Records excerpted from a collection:

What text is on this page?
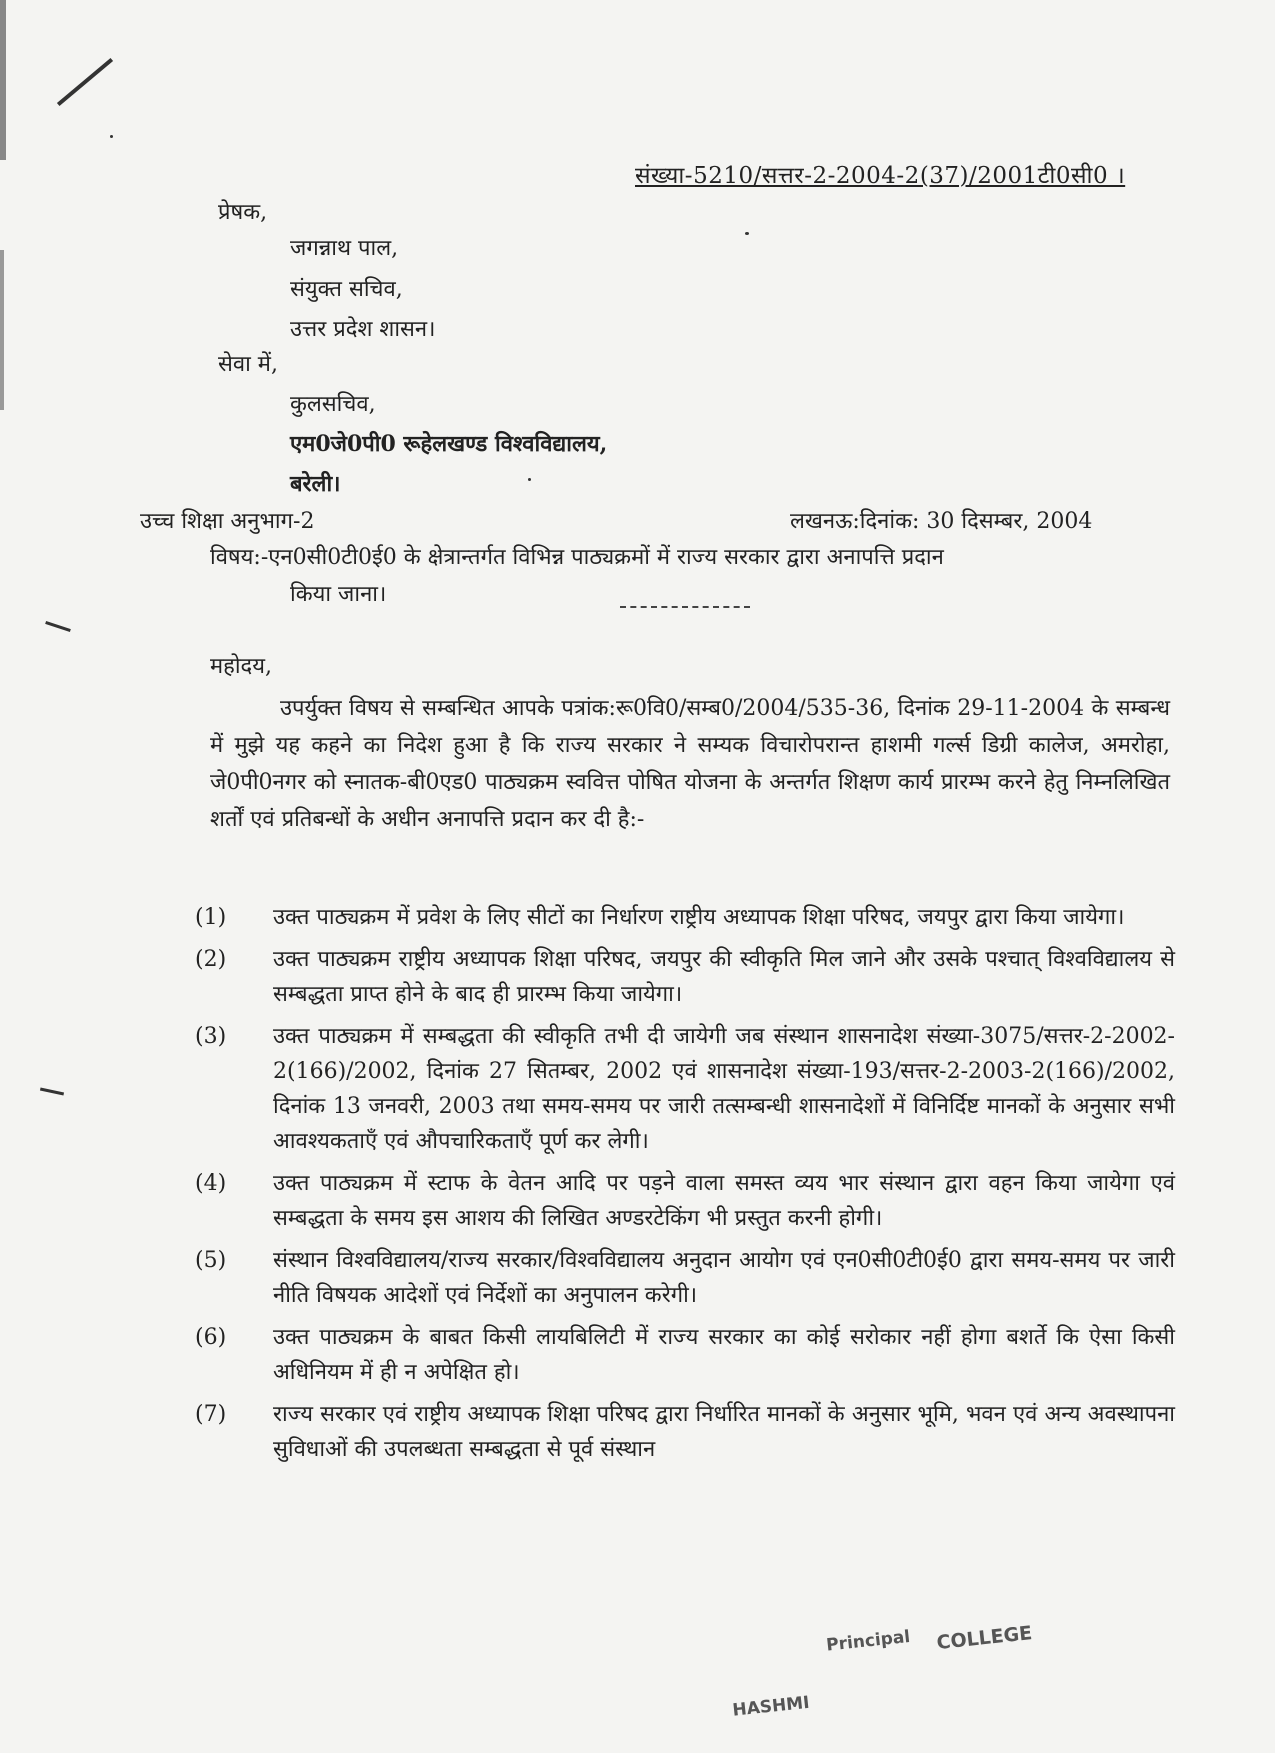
संख्या-5210/सत्तर-2-2004-2(37)/2001टी0सी0 ।
प्रेषक,
जगन्नाथ पाल,
संयुक्त सचिव,
उत्तर प्रदेश शासन।
सेवा में,
कुलसचिव,
एम0जे0पी0 रूहेलखण्ड विश्वविद्यालय,
बरेली।
उच्च शिक्षा अनुभाग-2	लखनऊ:दिनांक: 30 दिसम्बर, 2004
विषय:-एन0सी0टी0ई0 के क्षेत्रान्तर्गत विभिन्न पाठ्यक्रमों में राज्य सरकार द्वारा अनापत्ति प्रदान
किया जाना।
महोदय,
उपर्युक्त विषय से सम्बन्धित आपके पत्रांक:रू0वि0/सम्ब0/2004/535-36, दिनांक 29-11-2004 के सम्बन्ध में मुझे यह कहने का निदेश हुआ है कि राज्य सरकार ने सम्यक विचारोपरान्त हाशमी गर्ल्स डिग्री कालेज, अमरोहा, जे0पी0नगर को स्नातक-बी0एड0 पाठ्यक्रम स्ववित्त पोषित योजना के अन्तर्गत शिक्षण कार्य प्रारम्भ करने हेतु निम्नलिखित शर्तों एवं प्रतिबन्धों के अधीन अनापत्ति प्रदान कर दी है:-
(1)	उक्त पाठ्यक्रम में प्रवेश के लिए सीटों का निर्धारण राष्ट्रीय अध्यापक शिक्षा परिषद, जयपुर द्वारा किया जायेगा।
(2)	उक्त पाठ्यक्रम राष्ट्रीय अध्यापक शिक्षा परिषद, जयपुर की स्वीकृति मिल जाने और उसके पश्चात् विश्वविद्यालय से सम्बद्धता प्राप्त होने के बाद ही प्रारम्भ किया जायेगा।
(3)	उक्त पाठ्यक्रम में सम्बद्धता की स्वीकृति तभी दी जायेगी जब संस्थान शासनादेश संख्या-3075/सत्तर-2-2002-2(166)/2002, दिनांक 27 सितम्बर, 2002 एवं शासनादेश संख्या-193/सत्तर-2-2003-2(166)/2002, दिनांक 13 जनवरी, 2003 तथा समय-समय पर जारी तत्सम्बन्धी शासनादेशों में विनिर्दिष्ट मानकों के अनुसार सभी आवश्यकताएँ एवं औपचारिकताएँ पूर्ण कर लेगी।
(4)	उक्त पाठ्यक्रम में स्टाफ के वेतन आदि पर पड़ने वाला समस्त व्यय भार संस्थान द्वारा वहन किया जायेगा एवं सम्बद्धता के समय इस आशय की लिखित अण्डरटेकिंग भी प्रस्तुत करनी होगी।
(5)	संस्थान विश्वविद्यालय/राज्य सरकार/विश्वविद्यालय अनुदान आयोग एवं एन0सी0टी0ई0 द्वारा समय-समय पर जारी नीति विषयक आदेशों एवं निर्देशों का अनुपालन करेगी।
(6)	उक्त पाठ्यक्रम के बाबत किसी लायबिलिटी में राज्य सरकार का कोई सरोकार नहीं होगा बशर्ते कि ऐसा किसी अधिनियम में ही न अपेक्षित हो।
(7)	राज्य सरकार एवं राष्ट्रीय अध्यापक शिक्षा परिषद द्वारा निर्धारित मानकों के अनुसार भूमि, भवन एवं अन्य अवस्थापना सुविधाओं की उपलब्धता सम्बद्धता से पूर्व संस्थान
Principal COLLEGE
HASHMI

DIRECTIVE: Repeat the lines above exactly, and keep every picture out.

FINAL ANSWER:
What text is on this page?
संख्या-5210/सत्तर-2-2004-2(37)/2001टी0सी0 ।
प्रेषक,
जगन्नाथ पाल,
संयुक्त सचिव,
उत्तर प्रदेश शासन।
सेवा में,
कुलसचिव,
एम0जे0पी0 रूहेलखण्ड विश्वविद्यालय,
बरेली।
उच्च शिक्षा अनुभाग-2	लखनऊ:दिनांक: 30 दिसम्बर, 2004
विषय:-एन0सी0टी0ई0 के क्षेत्रान्तर्गत विभिन्न पाठ्यक्रमों में राज्य सरकार द्वारा अनापत्ति प्रदान
किया जाना।
महोदय,
उपर्युक्त विषय से सम्बन्धित आपके पत्रांक:रू0वि0/सम्ब0/2004/535-36, दिनांक 29-11-2004 के सम्बन्ध में मुझे यह कहने का निदेश हुआ है कि राज्य सरकार ने सम्यक विचारोपरान्त हाशमी गर्ल्स डिग्री कालेज, अमरोहा, जे0पी0नगर को स्नातक-बी0एड0 पाठ्यक्रम स्ववित्त पोषित योजना के अन्तर्गत शिक्षण कार्य प्रारम्भ करने हेतु निम्नलिखित शर्तों एवं प्रतिबन्धों के अधीन अनापत्ति प्रदान कर दी है:-
(1)	उक्त पाठ्यक्रम में प्रवेश के लिए सीटों का निर्धारण राष्ट्रीय अध्यापक शिक्षा परिषद, जयपुर द्वारा किया जायेगा।
(2)	उक्त पाठ्यक्रम राष्ट्रीय अध्यापक शिक्षा परिषद, जयपुर की स्वीकृति मिल जाने और उसके पश्चात् विश्वविद्यालय से सम्बद्धता प्राप्त होने के बाद ही प्रारम्भ किया जायेगा।
(3)	उक्त पाठ्यक्रम में सम्बद्धता की स्वीकृति तभी दी जायेगी जब संस्थान शासनादेश संख्या-3075/सत्तर-2-2002-2(166)/2002, दिनांक 27 सितम्बर, 2002 एवं शासनादेश संख्या-193/सत्तर-2-2003-2(166)/2002, दिनांक 13 जनवरी, 2003 तथा समय-समय पर जारी तत्सम्बन्धी शासनादेशों में विनिर्दिष्ट मानकों के अनुसार सभी आवश्यकताएँ एवं औपचारिकताएँ पूर्ण कर लेगी।
(4)	उक्त पाठ्यक्रम में स्टाफ के वेतन आदि पर पड़ने वाला समस्त व्यय भार संस्थान द्वारा वहन किया जायेगा एवं सम्बद्धता के समय इस आशय की लिखित अण्डरटेकिंग भी प्रस्तुत करनी होगी।
(5)	संस्थान विश्वविद्यालय/राज्य सरकार/विश्वविद्यालय अनुदान आयोग एवं एन0सी0टी0ई0 द्वारा समय-समय पर जारी नीति विषयक आदेशों एवं निर्देशों का अनुपालन करेगी।
(6)	उक्त पाठ्यक्रम के बाबत किसी लायबिलिटी में राज्य सरकार का कोई सरोकार नहीं होगा बशर्ते कि ऐसा किसी अधिनियम में ही न अपेक्षित हो।
(7)	राज्य सरकार एवं राष्ट्रीय अध्यापक शिक्षा परिषद द्वारा निर्धारित मानकों के अनुसार भूमि, भवन एवं अन्य अवस्थापना सुविधाओं की उपलब्धता सम्बद्धता से पूर्व संस्थान
Principal COLLEGE
HASHMI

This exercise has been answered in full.